++++ Records supplied
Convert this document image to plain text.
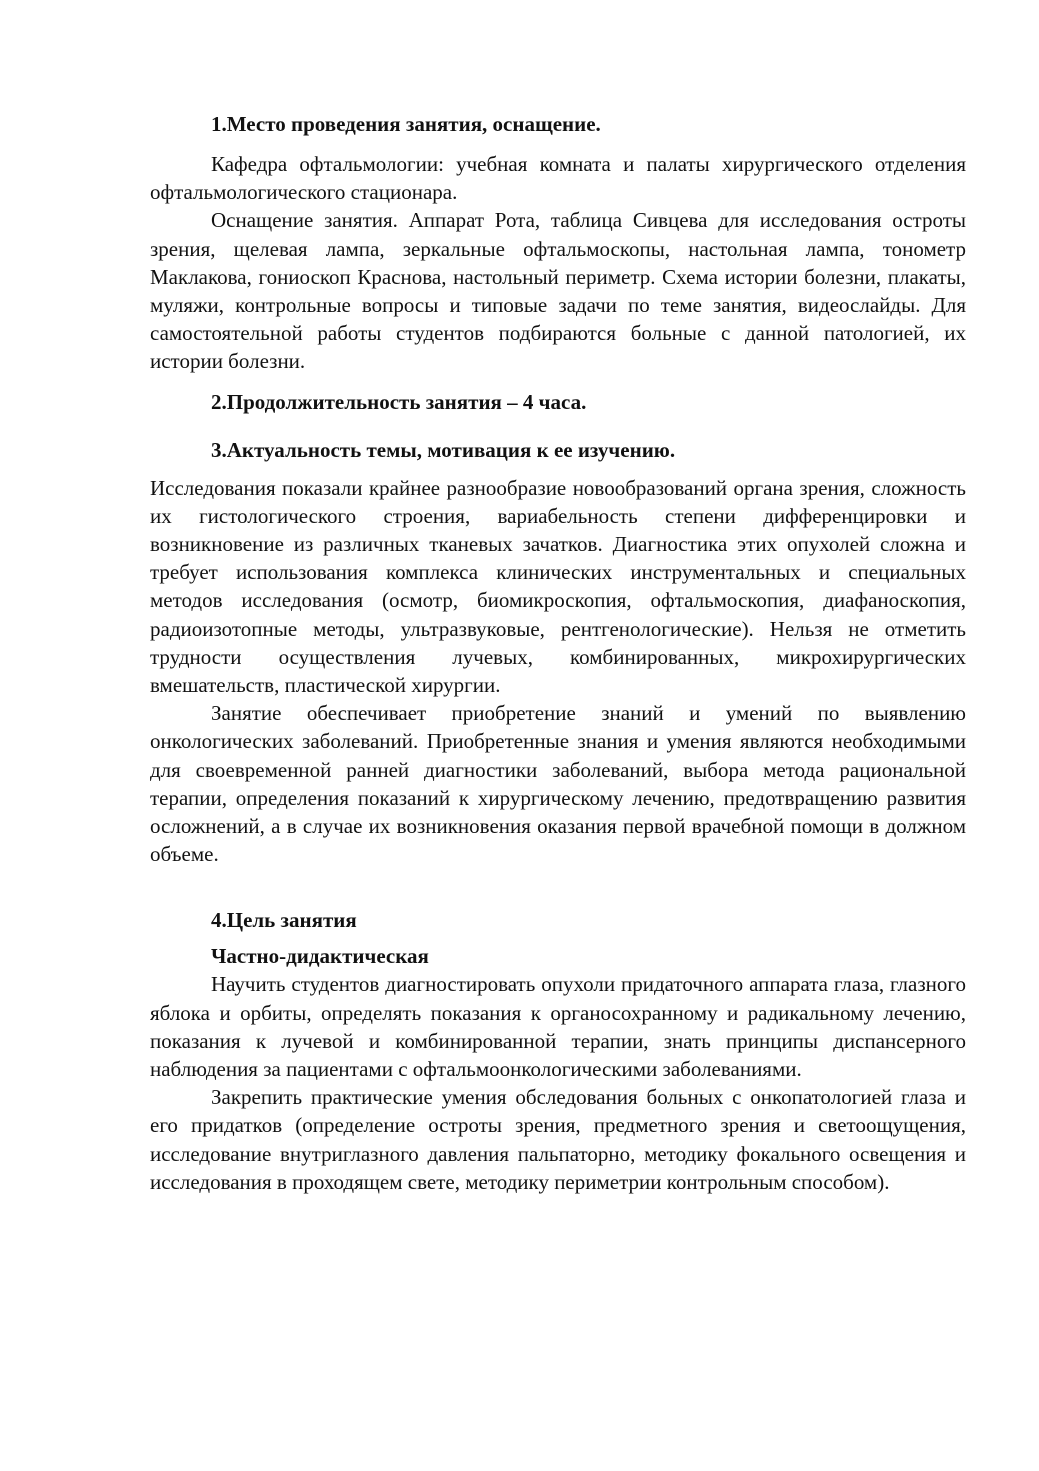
1.Место проведения занятия, оснащение.

Кафедра офтальмологии: учебная комната и палаты хирургического отделения офтальмологического стационара.

Оснащение занятия. Аппарат Рота, таблица Сивцева для исследования остроты зрения, щелевая лампа, зеркальные офтальмоскопы, настольная лампа, тонометр Маклакова, гониоскоп Краснова, настольный периметр. Схема истории болезни, плакаты, муляжи, контрольные вопросы и типовые задачи по теме занятия, видеослайды. Для самостоятельной работы студентов подбираются больные с данной патологией, их истории болезни.

2.Продолжительность занятия – 4 часа.

3.Актуальность темы, мотивация к ее изучению.

Исследования показали крайнее разнообразие новообразований органа зрения, сложность их гистологического строения, вариабельность степени дифференцировки и возникновение из различных тканевых зачатков. Диагностика этих опухолей сложна и требует использования комплекса клинических инструментальных и специальных методов исследования (осмотр, биомикроскопия, офтальмоскопия, диафаноскопия, радиоизотопные методы, ультразвуковые, рентгенологические). Нельзя не отметить трудности осуществления лучевых, комбинированных, микрохирургических вмешательств, пластической хирургии.

Занятие обеспечивает приобретение знаний и умений по выявлению онкологических заболеваний. Приобретенные знания и умения являются необходимыми для своевременной ранней диагностики заболеваний, выбора метода рациональной терапии, определения показаний к хирургическому лечению, предотвращению развития осложнений, а в случае их возникновения оказания первой врачебной помощи в должном объеме.

4.Цель занятия

Частно-дидактическая

Научить студентов диагностировать опухоли придаточного аппарата глаза, глазного яблока и орбиты, определять показания к органосохранному и радикальному лечению, показания к лучевой и комбинированной терапии, знать принципы диспансерного наблюдения за пациентами с офтальмоонкологическими заболеваниями.

Закрепить практические умения обследования больных с онкопатологией глаза и его придатков (определение остроты зрения, предметного зрения и светоощущения, исследование внутриглазного давления пальпаторно, методику фокального освещения и исследования в проходящем свете, методику периметрии контрольным способом).
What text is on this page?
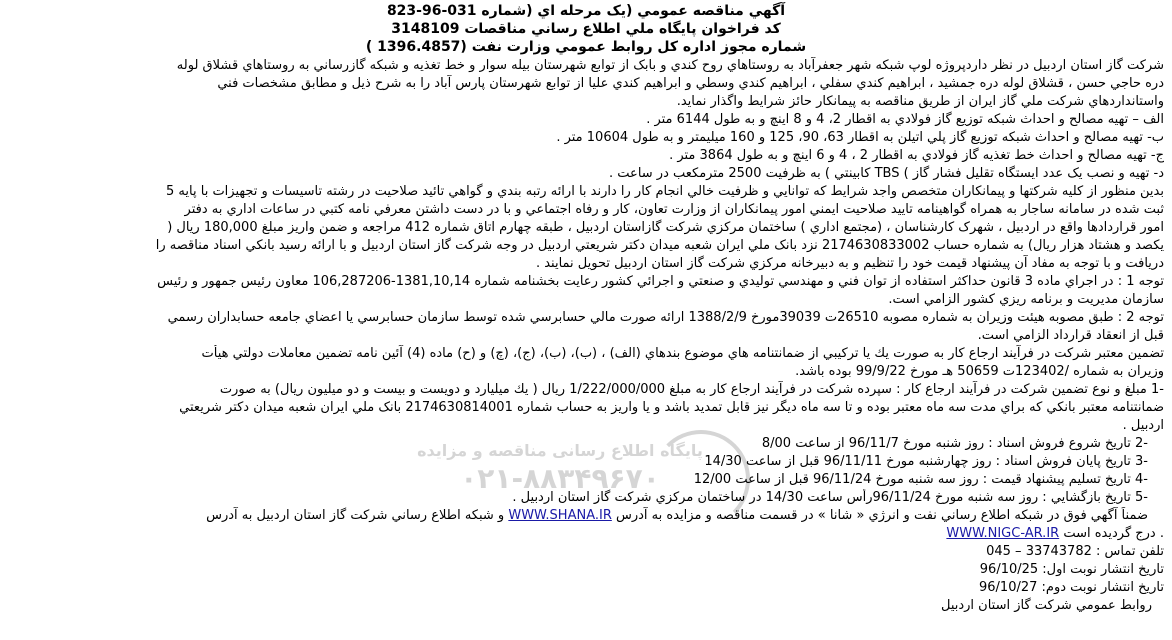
آگهي مناقصه عمومي (يک مرحله اي (شماره 031-96-823
کد فراخوان پايگاه ملي اطلاع رساني مناقصات 3148109
شماره مجوز اداره کل روابط عمومي وزارت نفت (1396.4857 )
شرکت گاز استان اردبيل در نظر داردپروژه لوپ شبکه شهر جعفرآباد به روستاهاي روح کندي و بابک از توابع شهرستان بيله سوار و خط تغذيه و شبکه گازرساني به روستاهاي قشلاق لوله
دره حاجي حسن ، قشلاق لوله دره جمشيد ، ابراهيم کندي سفلي ، ابراهيم کندي وسطي و ابراهيم کندي عليا از توابع شهرستان پارس آباد را به شرح ذيل و مطابق مشخصات فني
واستانداردهاي شرکت ملي گاز ايران از طريق مناقصه به پيمانکار حائز شرايط واگذار نمايد.
الف – تهيه مصالح و احداث شبکه توزيع گاز فولادي به اقطار 2، 4 و 8 اينچ و به طول 6144 متر .
ب- تهيه مصالح و احداث شبکه توزيع گاز پلي اتيلن به اقطار 63، 90، 125 و 160 ميليمتر و به طول 10604 متر .
ج- تهيه مصالح و احداث خط تغذيه گاز فولادي به اقطار 2 ، 4 و 6 اينچ و به طول 3864 متر .
د- تهيه و نصب يک عدد ايستگاه تقليل فشار گاز ) TBS کابينتي ) به ظرفيت 2500 مترمکعب در ساعت .
بدين منظور از کليه شرکتها و پيمانکاران متخصص واجد شرايط که توانايي و ظرفيت خالي انجام کار را دارند با ارائه رتبه بندي و گواهي تائيد صلاحيت در رشته تاسيسات و تجهيزات با پايه 5
ثبت شده در سامانه ساجار به همراه گواهينامه تاييد صلاحيت ايمني امور پيمانکاران از وزارت تعاون، کار و رفاه اجتماعي و با در دست داشتن معرفي نامه کتبي در ساعات اداري به دفتر
امور قراردادها واقع در اردبيل ، شهرک کارشناسان ، (مجتمع اداري ) ساختمان مرکزي شرکت گازاستان اردبيل ، طبقه چهارم اتاق شماره 412 مراجعه و ضمن واريز مبلغ 180,000 ريال (
يکصد و هشتاد هزار ريال) به شماره حساب 2174630833002 نزد بانک ملي ايران شعبه ميدان دکتر شريعتي اردبيل در وجه شرکت گاز استان اردبيل و با ارائه رسيد بانکي اسناد مناقصه را
دريافت و با توجه به مفاد آن پيشنهاد قيمت خود را تنظيم و به دبيرخانه مرکزي شرکت گاز استان اردبيل تحويل نمايند .
توجه 1 : در اجراي ماده 3 قانون حداکثر استفاده از توان فني و مهندسي توليدي و صنعتي و اجرائي کشور رعايت بخشنامه شماره 1381,10,14-106,287206 معاون رئيس جمهور و رئيس
سازمان مديريت و برنامه ريزي کشور الزامي است.
توجه 2 : طبق مصوبه هيئت وزيران به شماره مصوبه 26510ت 39039مورخ 1388/2/9 ارائه صورت مالي حسابرسي شده توسط سازمان حسابرسي يا اعضاي جامعه حسابداران رسمي
قبل از انعقاد قرارداد الزامي است.
تضمين معتبر شرکت در فرآيند ارجاع کار به صورت يك يا تركيبي از ضمانتنامه هاي موضوع بندهاي (الف) ، (ب)، (ب)، (ج)، (چ) و (ح) ماده (4) آئين نامه تضمين معاملات دولتي هيأت
وزيران به شماره /123402ت 50659 هـ مورخ 99/9/22 بوده باشد.
-1 مبلغ و نوع تضمين شرکت در فرآيند ارجاع کار : سپرده شرکت در فرآيند ارجاع کار به مبلغ 1/222/000/000 ريال ( يك ميليارد و دويست و بيست و دو ميليون ريال) به صورت
ضمانتنامه معتبر بانکي که براي مدت سه ماه معتبر بوده و تا سه ماه ديگر نيز قابل تمديد باشد و يا واريز به حساب شماره 2174630814001 بانک ملي ايران شعبه ميدان دکتر شريعتي
اردبيل .
-2 تاريخ شروع فروش اسناد : روز شنبه مورخ 96/11/7 از ساعت 8/00
-3 تاريخ پايان فروش اسناد : روز چهارشنبه مورخ 96/11/11 قبل از ساعت 14/30
-4 تاريخ تسليم پيشنهاد قيمت : روز سه شنبه مورخ 96/11/24 قبل از ساعت 12/00
-5 تاريخ بازگشايي : روز سه شنبه مورخ 96/11/24رأس ساعت 14/30 در ساختمان مرکزي شرکت گاز استان اردبيل .
ضمناً آگهي فوق در شبکه اطلاع رساني نفت و انرژي « شانا » در قسمت مناقصه و مزايده به آدرس WWW.SHANA.IR و شبکه اطلاع رساني شرکت گاز استان اردبيل به آدرس
WWW.NIGC-AR.IR درج گرديده است .
تلفن تماس : 33743782 – 045
تاريخ انتشار نوبت اول: 96/10/25
تاريخ انتشار نوبت دوم: 96/10/27
روابط عمومي شركت گاز استان اردبيل
پایگاه اطلاع رسانی مناقصه و مزایده
۰۲۱-۸۸۳۴۹۶۷۰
++++++++
Goal:
Make an exact copy of all the material, but keep the pictures out of it.

Exercise answer:
Convert this document image to plain text.
1.Место проведения занятия, оснащение.

Кафедра офтальмологии: учебная комната и палаты хирургического отделения офтальмологического стационара.

Оснащение занятия. Аппарат Рота, таблица Сивцева для исследования остроты зрения, щелевая лампа, зеркальные офтальмоскопы, настольная лампа, тонометр Маклакова, гониоскоп Краснова, настольный периметр. Схема истории болезни, плакаты, муляжи, контрольные вопросы и типовые задачи по теме занятия, видеослайды. Для самостоятельной работы студентов подбираются больные с данной патологией, их истории болезни.

2.Продолжительность занятия – 4 часа.

3.Актуальность темы, мотивация к ее изучению.

Исследования показали крайнее разнообразие новообразований органа зрения, сложность их гистологического строения, вариабельность степени дифференцировки и возникновение из различных тканевых зачатков. Диагностика этих опухолей сложна и требует использования комплекса клинических инструментальных и специальных методов исследования (осмотр, биомикроскопия, офтальмоскопия, диафаноскопия, радиоизотопные методы, ультразвуковые, рентгенологические). Нельзя не отметить трудности осуществления лучевых, комбинированных, микрохирургических вмешательств, пластической хирургии.

Занятие обеспечивает приобретение знаний и умений по выявлению онкологических заболеваний. Приобретенные знания и умения являются необходимыми для своевременной ранней диагностики заболеваний, выбора метода рациональной терапии, определения показаний к хирургическому лечению, предотвращению развития осложнений, а в случае их возникновения оказания первой врачебной помощи в должном объеме.

4.Цель занятия

Частно-дидактическая

Научить студентов диагностировать опухоли придаточного аппарата глаза, глазного яблока и орбиты, определять показания к органосохранному и радикальному лечению, показания к лучевой и комбинированной терапии, знать принципы диспансерного наблюдения за пациентами с офтальмоонкологическими заболеваниями.

Закрепить практические умения обследования больных с онкопатологией глаза и его придатков (определение остроты зрения, предметного зрения и светоощущения, исследование внутриглазного давления пальпаторно, методику фокального освещения и исследования в проходящем свете, методику периметрии контрольным способом).
What text is on this page?
آگهي مناقصه عمومي (يک مرحله اي (شماره 031-96-823
کد فراخوان پايگاه ملي اطلاع رساني مناقصات 3148109
شماره مجوز اداره کل روابط عمومي وزارت نفت (1396.4857 )
شرکت گاز استان اردبيل در نظر داردپروژه لوپ شبکه شهر جعفرآباد به روستاهاي روح کندي و بابک از توابع شهرستان بيله سوار و خط تغذيه و شبکه گازرساني به روستاهاي قشلاق لوله
دره حاجي حسن ، قشلاق لوله دره جمشيد ، ابراهيم کندي سفلي ، ابراهيم کندي وسطي و ابراهيم کندي عليا از توابع شهرستان پارس آباد را به شرح ذيل و مطابق مشخصات فني
واستانداردهاي شرکت ملي گاز ايران از طريق مناقصه به پيمانکار حائز شرايط واگذار نمايد.
الف – تهيه مصالح و احداث شبکه توزيع گاز فولادي به اقطار 2، 4 و 8 اينچ و به طول 6144 متر .
ب- تهيه مصالح و احداث شبکه توزيع گاز پلي اتيلن به اقطار 63، 90، 125 و 160 ميليمتر و به طول 10604 متر .
ج- تهيه مصالح و احداث خط تغذيه گاز فولادي به اقطار 2 ، 4 و 6 اينچ و به طول 3864 متر .
د- تهيه و نصب يک عدد ايستگاه تقليل فشار گاز ) TBS کابينتي ) به ظرفيت 2500 مترمکعب در ساعت .
بدين منظور از کليه شرکتها و پيمانکاران متخصص واجد شرايط که توانايي و ظرفيت خالي انجام کار را دارند با ارائه رتبه بندي و گواهي تائيد صلاحيت در رشته تاسيسات و تجهيزات با پايه 5
ثبت شده در سامانه ساجار به همراه گواهينامه تاييد صلاحيت ايمني امور پيمانکاران از وزارت تعاون، کار و رفاه اجتماعي و با در دست داشتن معرفي نامه کتبي در ساعات اداري به دفتر
امور قراردادها واقع در اردبيل ، شهرک کارشناسان ، (مجتمع اداري ) ساختمان مرکزي شرکت گازاستان اردبيل ، طبقه چهارم اتاق شماره 412 مراجعه و ضمن واريز مبلغ 180,000 ريال (
يکصد و هشتاد هزار ريال) به شماره حساب 2174630833002 نزد بانک ملي ايران شعبه ميدان دکتر شريعتي اردبيل در وجه شرکت گاز استان اردبيل و با ارائه رسيد بانکي اسناد مناقصه را
دريافت و با توجه به مفاد آن پيشنهاد قيمت خود را تنظيم و به دبيرخانه مرکزي شرکت گاز استان اردبيل تحويل نمايند .
توجه 1 : در اجراي ماده 3 قانون حداکثر استفاده از توان فني و مهندسي توليدي و صنعتي و اجرائي کشور رعايت بخشنامه شماره 1381,10,14-106,287206 معاون رئيس جمهور و رئيس
سازمان مديريت و برنامه ريزي کشور الزامي است.
توجه 2 : طبق مصوبه هيئت وزيران به شماره مصوبه 26510ت 39039مورخ 1388/2/9 ارائه صورت مالي حسابرسي شده توسط سازمان حسابرسي يا اعضاي جامعه حسابداران رسمي
قبل از انعقاد قرارداد الزامي است.
تضمين معتبر شرکت در فرآيند ارجاع کار به صورت يك يا تركيبي از ضمانتنامه هاي موضوع بندهاي (الف) ، (ب)، (ب)، (ج)، (چ) و (ح) ماده (4) آئين نامه تضمين معاملات دولتي هيأت
وزيران به شماره /123402ت 50659 هـ مورخ 99/9/22 بوده باشد.
-1 مبلغ و نوع تضمين شرکت در فرآيند ارجاع کار : سپرده شرکت در فرآيند ارجاع کار به مبلغ 1/222/000/000 ريال ( يك ميليارد و دويست و بيست و دو ميليون ريال) به صورت
ضمانتنامه معتبر بانکي که براي مدت سه ماه معتبر بوده و تا سه ماه ديگر نيز قابل تمديد باشد و يا واريز به حساب شماره 2174630814001 بانک ملي ايران شعبه ميدان دکتر شريعتي
اردبيل .
-2 تاريخ شروع فروش اسناد : روز شنبه مورخ 96/11/7 از ساعت 8/00
-3 تاريخ پايان فروش اسناد : روز چهارشنبه مورخ 96/11/11 قبل از ساعت 14/30
-4 تاريخ تسليم پيشنهاد قيمت : روز سه شنبه مورخ 96/11/24 قبل از ساعت 12/00
-5 تاريخ بازگشايي : روز سه شنبه مورخ 96/11/24رأس ساعت 14/30 در ساختمان مرکزي شرکت گاز استان اردبيل .
ضمناً آگهي فوق در شبکه اطلاع رساني نفت و انرژي « شانا » در قسمت مناقصه و مزايده به آدرس WWW.SHANA.IR و شبکه اطلاع رساني شرکت گاز استان اردبيل به آدرس
WWW.NIGC-AR.IR درج گرديده است .
تلفن تماس : 33743782 – 045
تاريخ انتشار نوبت اول: 96/10/25
تاريخ انتشار نوبت دوم: 96/10/27
روابط عمومي شركت گاز استان اردبيل
پایگاه اطلاع رسانی مناقصه و مزایده
۰۲۱-۸۸۳۴۹۶۷۰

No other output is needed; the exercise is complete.